Search the listing below for "Hematocrito". Copy each matching line.

* * * *

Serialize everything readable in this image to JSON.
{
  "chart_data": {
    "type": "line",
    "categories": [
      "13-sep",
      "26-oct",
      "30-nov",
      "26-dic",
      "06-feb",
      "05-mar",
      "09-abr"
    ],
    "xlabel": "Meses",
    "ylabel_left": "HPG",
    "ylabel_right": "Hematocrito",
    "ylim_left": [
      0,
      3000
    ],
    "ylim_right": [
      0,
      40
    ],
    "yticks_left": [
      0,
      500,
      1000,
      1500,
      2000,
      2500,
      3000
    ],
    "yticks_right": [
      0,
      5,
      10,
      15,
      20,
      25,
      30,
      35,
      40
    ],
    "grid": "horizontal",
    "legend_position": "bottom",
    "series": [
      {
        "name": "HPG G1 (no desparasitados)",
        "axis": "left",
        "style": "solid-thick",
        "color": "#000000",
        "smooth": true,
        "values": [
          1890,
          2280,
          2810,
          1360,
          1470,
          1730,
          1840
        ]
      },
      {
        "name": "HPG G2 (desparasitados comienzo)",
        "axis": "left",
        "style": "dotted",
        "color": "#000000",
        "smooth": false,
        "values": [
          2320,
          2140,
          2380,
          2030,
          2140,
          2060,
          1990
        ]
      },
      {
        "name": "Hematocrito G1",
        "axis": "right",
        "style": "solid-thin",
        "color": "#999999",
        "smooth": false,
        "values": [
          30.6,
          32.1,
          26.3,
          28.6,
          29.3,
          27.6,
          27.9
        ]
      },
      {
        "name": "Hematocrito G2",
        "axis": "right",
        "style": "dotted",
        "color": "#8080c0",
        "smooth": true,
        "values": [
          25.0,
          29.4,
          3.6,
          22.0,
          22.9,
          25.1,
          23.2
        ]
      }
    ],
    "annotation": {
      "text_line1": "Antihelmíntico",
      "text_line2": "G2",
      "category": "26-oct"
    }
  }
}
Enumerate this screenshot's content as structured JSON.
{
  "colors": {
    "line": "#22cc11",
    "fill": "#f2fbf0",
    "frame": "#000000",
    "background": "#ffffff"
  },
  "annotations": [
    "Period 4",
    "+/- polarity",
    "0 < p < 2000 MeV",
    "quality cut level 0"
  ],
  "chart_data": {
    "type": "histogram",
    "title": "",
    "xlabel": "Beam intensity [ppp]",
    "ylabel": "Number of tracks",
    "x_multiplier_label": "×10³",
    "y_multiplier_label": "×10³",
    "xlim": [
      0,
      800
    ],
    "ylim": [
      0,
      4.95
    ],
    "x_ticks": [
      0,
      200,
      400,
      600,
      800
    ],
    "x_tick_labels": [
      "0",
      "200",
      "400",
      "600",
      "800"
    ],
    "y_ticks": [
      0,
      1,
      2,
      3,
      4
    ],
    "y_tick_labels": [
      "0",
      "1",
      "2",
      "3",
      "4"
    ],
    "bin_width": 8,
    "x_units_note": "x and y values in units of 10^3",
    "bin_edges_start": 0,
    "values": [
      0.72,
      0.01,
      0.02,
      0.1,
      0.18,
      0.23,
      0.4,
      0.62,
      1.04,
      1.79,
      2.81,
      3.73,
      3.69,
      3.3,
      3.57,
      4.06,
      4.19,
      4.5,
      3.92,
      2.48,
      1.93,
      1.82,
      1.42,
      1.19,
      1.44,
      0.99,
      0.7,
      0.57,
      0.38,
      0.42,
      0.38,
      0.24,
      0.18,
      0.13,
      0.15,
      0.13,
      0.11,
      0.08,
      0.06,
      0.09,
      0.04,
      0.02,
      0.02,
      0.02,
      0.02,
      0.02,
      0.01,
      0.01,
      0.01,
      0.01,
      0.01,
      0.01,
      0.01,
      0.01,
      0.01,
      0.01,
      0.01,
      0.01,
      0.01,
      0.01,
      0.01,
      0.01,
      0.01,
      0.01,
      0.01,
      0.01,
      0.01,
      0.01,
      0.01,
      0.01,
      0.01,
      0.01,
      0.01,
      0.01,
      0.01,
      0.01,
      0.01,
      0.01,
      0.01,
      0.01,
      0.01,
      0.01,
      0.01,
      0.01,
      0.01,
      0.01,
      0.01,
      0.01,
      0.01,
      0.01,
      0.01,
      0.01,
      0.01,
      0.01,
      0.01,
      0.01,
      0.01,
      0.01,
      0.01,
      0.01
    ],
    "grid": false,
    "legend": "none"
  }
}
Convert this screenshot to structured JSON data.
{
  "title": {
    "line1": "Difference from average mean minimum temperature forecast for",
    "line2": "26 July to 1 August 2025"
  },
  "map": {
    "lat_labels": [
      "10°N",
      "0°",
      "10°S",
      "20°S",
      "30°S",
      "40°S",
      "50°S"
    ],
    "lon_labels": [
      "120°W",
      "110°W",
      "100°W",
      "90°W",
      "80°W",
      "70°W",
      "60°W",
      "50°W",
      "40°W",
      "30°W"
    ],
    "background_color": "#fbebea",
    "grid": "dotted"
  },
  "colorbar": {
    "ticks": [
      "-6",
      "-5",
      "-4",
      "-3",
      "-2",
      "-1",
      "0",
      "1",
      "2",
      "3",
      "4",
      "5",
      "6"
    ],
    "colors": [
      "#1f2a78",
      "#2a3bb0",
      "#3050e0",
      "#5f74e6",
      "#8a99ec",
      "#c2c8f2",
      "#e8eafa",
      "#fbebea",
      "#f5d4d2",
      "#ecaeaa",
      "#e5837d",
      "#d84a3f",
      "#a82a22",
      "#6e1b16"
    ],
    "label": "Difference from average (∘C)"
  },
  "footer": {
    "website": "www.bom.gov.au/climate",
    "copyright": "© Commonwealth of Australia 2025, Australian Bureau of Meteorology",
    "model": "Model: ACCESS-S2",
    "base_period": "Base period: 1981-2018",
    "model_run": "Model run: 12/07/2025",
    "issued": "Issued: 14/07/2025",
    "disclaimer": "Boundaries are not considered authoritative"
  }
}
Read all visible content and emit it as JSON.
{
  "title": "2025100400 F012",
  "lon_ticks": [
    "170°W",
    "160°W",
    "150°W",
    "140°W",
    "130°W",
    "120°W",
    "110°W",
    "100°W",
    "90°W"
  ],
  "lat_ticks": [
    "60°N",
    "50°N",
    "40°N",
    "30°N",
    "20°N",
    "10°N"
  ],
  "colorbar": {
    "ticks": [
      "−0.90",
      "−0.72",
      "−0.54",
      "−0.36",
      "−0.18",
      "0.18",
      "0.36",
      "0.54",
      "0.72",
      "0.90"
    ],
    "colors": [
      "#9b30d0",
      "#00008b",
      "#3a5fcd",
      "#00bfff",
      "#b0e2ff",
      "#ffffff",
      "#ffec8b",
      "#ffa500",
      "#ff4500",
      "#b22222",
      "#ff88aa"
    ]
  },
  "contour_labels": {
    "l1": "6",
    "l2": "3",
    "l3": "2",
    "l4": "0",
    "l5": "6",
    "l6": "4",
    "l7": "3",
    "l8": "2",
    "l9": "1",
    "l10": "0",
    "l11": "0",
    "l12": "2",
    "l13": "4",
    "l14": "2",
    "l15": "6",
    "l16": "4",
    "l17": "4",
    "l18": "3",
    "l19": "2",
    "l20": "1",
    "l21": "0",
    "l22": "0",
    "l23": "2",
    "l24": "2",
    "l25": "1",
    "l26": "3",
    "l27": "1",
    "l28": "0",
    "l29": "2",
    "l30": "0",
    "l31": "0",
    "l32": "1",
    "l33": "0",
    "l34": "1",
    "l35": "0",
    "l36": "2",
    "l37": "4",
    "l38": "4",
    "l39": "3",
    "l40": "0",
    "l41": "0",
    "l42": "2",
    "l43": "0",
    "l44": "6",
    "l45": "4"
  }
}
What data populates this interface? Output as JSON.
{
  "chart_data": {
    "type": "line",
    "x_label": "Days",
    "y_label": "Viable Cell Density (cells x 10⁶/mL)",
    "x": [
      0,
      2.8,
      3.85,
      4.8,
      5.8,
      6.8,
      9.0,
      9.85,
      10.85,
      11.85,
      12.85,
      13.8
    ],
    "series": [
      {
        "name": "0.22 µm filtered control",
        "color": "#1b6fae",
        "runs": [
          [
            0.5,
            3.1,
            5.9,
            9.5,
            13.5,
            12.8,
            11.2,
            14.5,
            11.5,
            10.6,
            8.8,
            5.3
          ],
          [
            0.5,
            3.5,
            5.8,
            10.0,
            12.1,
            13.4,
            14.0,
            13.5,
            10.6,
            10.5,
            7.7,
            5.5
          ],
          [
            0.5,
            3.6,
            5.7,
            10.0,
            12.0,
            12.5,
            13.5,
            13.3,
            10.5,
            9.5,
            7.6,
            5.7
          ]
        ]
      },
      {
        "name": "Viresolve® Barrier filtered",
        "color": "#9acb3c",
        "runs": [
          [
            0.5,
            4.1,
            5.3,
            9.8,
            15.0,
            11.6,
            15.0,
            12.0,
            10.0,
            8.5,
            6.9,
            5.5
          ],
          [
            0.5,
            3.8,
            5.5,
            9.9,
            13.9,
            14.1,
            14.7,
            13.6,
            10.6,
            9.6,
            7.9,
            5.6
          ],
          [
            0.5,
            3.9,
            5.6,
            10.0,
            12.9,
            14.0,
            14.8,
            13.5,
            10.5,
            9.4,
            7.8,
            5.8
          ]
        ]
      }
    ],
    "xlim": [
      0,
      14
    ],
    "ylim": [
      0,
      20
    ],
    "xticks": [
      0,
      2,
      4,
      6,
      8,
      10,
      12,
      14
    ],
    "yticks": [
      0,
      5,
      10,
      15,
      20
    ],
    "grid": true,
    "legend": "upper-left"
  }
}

* * * *

Result:
    "ylabel_right": "Hematocrito",
        "name": "Hematocrito G1",
        "name": "Hematocrito G2",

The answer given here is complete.